--- PROMPT ---
Every line that holds the string "text" is to be identified and copied.

--- DATA SHOWN ---
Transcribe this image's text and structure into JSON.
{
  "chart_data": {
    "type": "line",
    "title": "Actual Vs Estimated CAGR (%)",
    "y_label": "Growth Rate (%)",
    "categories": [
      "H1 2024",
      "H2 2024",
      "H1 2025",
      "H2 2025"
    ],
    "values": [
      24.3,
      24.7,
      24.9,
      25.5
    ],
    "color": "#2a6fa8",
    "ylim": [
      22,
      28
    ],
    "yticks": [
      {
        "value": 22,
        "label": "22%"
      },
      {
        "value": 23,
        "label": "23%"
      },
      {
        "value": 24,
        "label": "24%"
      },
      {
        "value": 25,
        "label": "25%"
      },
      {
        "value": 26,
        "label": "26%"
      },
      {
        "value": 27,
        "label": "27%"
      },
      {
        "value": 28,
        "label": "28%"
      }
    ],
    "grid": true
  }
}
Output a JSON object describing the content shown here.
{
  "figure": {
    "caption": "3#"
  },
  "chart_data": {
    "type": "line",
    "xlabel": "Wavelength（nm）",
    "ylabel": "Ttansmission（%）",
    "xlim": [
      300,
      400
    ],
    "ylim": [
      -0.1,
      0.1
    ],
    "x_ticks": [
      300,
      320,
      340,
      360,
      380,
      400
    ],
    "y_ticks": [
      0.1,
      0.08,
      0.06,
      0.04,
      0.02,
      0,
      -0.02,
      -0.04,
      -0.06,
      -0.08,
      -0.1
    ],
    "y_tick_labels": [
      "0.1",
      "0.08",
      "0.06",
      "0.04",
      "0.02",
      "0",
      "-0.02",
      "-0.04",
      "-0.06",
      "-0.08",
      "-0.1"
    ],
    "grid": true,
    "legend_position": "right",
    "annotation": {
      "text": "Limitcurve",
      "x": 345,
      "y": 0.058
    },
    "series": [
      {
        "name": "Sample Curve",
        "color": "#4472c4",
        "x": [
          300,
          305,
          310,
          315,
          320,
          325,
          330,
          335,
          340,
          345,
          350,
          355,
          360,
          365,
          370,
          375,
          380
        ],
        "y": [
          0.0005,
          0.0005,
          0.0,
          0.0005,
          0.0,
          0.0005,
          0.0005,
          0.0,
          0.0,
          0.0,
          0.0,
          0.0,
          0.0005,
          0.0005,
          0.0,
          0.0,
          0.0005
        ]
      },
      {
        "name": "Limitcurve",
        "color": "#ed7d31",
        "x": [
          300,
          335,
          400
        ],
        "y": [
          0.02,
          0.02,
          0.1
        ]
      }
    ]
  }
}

--- ANSWER TO THE EXERCISE ---
Transcribe this image's text and structure into JSON.
      "text": "Limitcurve",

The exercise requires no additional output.